• **EXERCISE**
Look below. Copy each line that has "Smart" in it.

• **RAW DATA**
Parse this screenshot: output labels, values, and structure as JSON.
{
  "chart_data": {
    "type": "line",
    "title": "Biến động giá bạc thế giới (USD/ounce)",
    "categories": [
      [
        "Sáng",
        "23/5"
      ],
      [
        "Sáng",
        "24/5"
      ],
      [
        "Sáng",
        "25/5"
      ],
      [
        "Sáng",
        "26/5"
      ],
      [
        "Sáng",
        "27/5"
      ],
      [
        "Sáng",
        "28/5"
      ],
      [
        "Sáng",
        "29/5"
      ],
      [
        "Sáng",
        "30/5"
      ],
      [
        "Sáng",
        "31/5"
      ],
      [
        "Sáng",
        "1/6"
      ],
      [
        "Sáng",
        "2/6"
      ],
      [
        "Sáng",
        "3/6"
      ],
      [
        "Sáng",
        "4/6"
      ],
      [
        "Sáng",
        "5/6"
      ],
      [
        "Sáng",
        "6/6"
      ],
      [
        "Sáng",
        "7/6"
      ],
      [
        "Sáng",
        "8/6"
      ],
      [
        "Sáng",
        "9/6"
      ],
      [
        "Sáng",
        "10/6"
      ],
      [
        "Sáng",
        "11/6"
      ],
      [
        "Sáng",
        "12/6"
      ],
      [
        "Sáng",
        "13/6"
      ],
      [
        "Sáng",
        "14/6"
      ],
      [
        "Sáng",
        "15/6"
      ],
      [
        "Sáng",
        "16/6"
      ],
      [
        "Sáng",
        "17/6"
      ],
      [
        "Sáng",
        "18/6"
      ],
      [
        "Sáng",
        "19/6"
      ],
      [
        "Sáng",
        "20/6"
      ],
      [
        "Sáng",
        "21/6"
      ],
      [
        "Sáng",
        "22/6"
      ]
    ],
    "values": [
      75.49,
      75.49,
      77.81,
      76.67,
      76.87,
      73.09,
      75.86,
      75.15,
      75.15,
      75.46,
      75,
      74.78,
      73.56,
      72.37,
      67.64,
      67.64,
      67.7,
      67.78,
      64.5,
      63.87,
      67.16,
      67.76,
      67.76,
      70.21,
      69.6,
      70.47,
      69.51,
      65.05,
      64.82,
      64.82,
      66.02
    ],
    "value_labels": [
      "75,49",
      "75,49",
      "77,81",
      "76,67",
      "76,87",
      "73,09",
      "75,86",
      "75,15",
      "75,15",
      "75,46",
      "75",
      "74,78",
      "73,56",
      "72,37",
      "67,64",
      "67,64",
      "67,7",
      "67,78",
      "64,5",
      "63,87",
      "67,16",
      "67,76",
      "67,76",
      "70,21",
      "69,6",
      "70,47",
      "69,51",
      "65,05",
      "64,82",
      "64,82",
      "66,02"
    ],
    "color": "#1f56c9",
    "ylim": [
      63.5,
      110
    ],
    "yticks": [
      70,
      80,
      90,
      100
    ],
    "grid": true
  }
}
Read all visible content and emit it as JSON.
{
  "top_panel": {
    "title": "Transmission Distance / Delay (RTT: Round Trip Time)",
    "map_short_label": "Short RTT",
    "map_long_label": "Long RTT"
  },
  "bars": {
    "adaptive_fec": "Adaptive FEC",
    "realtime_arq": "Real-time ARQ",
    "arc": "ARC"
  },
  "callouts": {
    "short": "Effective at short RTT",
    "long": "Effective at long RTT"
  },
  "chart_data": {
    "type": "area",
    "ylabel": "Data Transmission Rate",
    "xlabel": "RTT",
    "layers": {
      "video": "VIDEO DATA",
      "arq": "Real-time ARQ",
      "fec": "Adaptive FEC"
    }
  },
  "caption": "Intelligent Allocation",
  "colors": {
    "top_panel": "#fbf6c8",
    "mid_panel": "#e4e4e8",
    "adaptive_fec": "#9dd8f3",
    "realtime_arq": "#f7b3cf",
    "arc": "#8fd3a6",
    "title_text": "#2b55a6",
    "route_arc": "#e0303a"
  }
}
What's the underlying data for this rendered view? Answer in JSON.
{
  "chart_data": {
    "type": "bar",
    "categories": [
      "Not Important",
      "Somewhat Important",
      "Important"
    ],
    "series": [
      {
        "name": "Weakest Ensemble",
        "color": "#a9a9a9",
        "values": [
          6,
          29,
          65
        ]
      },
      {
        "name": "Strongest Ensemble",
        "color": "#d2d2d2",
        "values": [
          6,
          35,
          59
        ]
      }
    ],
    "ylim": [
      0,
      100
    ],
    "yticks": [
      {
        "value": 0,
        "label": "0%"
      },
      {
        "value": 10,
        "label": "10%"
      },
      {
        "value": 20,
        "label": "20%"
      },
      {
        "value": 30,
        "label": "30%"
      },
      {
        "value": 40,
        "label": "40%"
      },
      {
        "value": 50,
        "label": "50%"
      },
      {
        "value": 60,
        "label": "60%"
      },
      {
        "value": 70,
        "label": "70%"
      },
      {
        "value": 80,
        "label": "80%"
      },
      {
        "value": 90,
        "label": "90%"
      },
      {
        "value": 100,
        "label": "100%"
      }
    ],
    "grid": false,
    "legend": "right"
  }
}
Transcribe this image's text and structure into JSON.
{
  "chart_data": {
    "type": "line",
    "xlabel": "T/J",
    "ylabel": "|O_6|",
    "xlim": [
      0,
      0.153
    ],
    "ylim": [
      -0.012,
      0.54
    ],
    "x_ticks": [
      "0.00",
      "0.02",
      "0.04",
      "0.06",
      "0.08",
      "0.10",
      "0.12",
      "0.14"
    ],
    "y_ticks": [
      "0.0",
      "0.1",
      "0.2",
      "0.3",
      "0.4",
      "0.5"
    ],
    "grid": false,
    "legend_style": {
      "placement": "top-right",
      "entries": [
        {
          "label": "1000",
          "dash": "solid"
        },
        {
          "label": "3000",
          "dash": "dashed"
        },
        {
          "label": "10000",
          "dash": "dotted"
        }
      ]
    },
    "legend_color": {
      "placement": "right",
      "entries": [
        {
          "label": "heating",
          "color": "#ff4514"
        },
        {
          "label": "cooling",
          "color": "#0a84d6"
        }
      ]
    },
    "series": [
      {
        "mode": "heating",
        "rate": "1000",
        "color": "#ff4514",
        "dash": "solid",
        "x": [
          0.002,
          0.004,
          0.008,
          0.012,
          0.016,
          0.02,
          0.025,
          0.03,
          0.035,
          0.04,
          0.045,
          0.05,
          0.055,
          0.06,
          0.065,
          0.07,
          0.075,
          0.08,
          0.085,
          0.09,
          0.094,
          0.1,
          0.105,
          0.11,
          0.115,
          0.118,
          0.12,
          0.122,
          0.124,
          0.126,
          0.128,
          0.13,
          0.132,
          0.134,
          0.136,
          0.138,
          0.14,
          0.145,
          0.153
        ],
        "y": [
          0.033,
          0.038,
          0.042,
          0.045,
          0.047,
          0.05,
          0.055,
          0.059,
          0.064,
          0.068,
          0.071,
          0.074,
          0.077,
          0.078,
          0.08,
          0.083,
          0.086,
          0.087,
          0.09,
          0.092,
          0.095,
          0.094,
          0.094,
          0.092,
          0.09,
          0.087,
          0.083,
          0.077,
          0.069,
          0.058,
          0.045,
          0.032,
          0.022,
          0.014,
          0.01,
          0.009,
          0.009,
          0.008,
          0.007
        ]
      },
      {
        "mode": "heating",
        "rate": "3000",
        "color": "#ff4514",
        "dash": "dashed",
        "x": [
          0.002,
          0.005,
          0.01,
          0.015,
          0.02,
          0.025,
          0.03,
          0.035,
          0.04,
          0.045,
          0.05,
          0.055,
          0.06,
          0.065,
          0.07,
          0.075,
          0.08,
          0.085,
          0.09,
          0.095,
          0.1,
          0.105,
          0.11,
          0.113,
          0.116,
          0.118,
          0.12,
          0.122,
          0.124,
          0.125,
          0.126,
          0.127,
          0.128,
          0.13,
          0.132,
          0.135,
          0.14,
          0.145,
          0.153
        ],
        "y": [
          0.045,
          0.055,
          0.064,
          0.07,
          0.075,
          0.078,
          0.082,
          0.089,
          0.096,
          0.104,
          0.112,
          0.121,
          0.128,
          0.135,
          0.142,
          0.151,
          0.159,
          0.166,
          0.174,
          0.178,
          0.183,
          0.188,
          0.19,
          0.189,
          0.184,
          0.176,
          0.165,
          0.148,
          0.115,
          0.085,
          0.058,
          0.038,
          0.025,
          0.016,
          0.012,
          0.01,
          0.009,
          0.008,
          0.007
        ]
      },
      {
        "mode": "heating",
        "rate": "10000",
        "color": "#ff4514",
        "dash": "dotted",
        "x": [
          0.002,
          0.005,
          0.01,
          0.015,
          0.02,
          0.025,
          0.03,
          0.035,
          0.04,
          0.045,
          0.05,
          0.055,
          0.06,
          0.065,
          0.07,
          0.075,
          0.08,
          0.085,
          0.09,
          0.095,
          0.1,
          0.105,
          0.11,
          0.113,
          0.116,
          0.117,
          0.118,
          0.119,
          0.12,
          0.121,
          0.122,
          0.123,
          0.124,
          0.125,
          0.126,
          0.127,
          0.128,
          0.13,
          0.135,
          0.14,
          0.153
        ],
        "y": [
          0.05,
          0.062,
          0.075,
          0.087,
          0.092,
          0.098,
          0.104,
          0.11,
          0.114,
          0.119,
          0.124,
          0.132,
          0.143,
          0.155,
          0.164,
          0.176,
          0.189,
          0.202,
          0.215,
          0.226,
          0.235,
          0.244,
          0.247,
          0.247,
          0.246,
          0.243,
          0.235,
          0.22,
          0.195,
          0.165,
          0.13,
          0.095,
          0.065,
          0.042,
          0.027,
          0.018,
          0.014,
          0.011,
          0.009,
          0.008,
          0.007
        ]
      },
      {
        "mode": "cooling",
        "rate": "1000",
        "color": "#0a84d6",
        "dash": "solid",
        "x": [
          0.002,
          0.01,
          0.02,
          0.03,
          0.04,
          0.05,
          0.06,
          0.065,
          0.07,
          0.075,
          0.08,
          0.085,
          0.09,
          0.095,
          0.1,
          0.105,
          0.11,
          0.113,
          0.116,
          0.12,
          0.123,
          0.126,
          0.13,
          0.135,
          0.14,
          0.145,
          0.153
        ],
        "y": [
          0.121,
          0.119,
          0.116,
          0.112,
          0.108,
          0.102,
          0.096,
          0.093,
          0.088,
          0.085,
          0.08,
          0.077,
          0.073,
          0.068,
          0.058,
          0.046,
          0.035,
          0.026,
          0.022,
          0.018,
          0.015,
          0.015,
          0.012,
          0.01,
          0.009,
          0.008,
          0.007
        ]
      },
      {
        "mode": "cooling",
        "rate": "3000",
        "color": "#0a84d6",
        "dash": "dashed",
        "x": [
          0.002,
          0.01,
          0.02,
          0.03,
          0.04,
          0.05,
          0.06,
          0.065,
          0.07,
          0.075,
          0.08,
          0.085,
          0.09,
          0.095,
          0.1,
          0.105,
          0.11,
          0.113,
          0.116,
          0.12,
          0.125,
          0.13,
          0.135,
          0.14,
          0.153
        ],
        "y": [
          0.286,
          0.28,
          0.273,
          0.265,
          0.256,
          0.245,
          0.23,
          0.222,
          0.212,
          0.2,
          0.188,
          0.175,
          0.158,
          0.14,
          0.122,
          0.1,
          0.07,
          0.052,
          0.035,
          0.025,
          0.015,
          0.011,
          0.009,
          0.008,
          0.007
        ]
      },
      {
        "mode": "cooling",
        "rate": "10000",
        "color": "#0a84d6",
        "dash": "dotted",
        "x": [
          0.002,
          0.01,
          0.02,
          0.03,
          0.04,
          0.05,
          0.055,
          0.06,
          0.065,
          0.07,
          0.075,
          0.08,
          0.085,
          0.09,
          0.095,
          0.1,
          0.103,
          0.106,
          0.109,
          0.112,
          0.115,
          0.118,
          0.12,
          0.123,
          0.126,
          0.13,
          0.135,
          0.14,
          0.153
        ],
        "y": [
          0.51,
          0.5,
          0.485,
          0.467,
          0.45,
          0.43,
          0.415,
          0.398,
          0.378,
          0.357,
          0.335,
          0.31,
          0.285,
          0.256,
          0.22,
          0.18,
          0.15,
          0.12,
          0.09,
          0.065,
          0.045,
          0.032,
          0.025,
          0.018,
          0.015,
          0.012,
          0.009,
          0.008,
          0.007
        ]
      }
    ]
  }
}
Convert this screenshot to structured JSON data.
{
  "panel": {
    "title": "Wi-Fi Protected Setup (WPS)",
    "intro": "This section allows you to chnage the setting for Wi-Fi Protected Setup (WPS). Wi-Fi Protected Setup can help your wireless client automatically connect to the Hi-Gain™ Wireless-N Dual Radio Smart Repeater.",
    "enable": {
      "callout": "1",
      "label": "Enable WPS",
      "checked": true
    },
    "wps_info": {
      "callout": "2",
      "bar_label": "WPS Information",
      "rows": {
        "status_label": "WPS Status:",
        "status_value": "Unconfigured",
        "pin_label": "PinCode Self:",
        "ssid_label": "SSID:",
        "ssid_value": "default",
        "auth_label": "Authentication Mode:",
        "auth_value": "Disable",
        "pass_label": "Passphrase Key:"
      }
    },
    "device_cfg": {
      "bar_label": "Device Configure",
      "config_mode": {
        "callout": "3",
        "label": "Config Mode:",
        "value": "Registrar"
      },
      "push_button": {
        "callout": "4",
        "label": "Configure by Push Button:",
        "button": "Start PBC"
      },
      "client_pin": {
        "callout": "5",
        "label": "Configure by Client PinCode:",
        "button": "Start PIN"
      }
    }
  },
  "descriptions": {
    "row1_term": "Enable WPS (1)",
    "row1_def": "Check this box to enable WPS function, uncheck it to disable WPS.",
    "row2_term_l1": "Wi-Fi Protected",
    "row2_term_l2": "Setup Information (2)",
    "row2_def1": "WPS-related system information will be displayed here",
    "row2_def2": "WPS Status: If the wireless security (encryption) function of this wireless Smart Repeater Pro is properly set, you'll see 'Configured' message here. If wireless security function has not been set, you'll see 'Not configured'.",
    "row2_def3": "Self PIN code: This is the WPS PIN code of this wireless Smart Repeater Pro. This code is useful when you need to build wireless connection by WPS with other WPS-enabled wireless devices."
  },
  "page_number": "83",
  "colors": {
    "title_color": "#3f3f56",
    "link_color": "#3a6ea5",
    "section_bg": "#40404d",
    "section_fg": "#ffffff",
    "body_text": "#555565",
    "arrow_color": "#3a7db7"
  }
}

• **THE SOLUTION**
    "intro": "This section allows you to chnage the setting for Wi-Fi Protected Setup (WPS). Wi-Fi Protected Setup can help your wireless client automatically connect to the Hi-Gain™ Wireless-N Dual Radio Smart Repeater.",
    "row2_def2": "WPS Status: If the wireless security (encryption) function of this wireless Smart Repeater Pro is properly set, you'll see 'Configured' message here. If wireless security function has not been set, you'll see 'Not configured'.",
    "row2_def3": "Self PIN code: This is the WPS PIN code of this wireless Smart Repeater Pro. This code is useful when you need to build wireless connection by WPS with other WPS-enabled wireless devices."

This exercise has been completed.